Exercise:
Keep only the lines of the listing that include the word "Valor", and copy them.

--- start ---

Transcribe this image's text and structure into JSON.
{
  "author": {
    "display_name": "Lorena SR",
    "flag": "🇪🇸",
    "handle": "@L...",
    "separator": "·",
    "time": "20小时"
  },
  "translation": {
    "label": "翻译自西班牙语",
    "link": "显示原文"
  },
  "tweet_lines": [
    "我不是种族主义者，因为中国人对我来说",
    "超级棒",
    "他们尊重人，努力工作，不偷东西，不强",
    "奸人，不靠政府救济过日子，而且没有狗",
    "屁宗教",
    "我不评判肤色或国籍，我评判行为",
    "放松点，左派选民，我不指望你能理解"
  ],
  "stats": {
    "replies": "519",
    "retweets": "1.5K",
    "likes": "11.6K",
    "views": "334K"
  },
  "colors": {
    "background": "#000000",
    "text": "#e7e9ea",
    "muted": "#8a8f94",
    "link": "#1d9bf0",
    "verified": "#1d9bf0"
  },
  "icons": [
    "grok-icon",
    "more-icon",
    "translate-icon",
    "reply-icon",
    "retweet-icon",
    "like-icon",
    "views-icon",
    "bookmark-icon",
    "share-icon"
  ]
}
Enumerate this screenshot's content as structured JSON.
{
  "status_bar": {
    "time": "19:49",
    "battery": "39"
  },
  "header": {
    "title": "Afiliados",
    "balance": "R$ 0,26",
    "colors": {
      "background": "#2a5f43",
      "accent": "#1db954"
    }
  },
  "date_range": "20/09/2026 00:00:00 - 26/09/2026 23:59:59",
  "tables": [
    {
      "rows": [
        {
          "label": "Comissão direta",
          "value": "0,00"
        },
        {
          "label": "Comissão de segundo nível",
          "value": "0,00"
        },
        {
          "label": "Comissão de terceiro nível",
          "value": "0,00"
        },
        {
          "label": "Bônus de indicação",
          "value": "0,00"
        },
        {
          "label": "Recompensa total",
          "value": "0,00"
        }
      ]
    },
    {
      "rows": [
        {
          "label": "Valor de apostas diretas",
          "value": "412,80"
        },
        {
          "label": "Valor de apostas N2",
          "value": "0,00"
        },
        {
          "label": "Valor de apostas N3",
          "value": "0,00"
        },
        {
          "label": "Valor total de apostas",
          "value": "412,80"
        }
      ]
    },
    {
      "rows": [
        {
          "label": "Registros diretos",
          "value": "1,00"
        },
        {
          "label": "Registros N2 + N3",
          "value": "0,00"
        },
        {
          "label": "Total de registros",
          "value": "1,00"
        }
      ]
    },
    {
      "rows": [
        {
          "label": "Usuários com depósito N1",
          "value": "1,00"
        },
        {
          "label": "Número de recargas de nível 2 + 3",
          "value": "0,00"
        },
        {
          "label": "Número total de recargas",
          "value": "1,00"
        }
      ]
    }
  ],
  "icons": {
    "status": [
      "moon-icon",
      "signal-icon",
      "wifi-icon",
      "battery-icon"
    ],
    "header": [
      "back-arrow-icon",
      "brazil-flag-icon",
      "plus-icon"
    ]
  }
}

--- end ---

Answer:
          "label": "Valor de apostas diretas",
          "label": "Valor de apostas N2",
          "label": "Valor de apostas N3",
          "label": "Valor total de apostas",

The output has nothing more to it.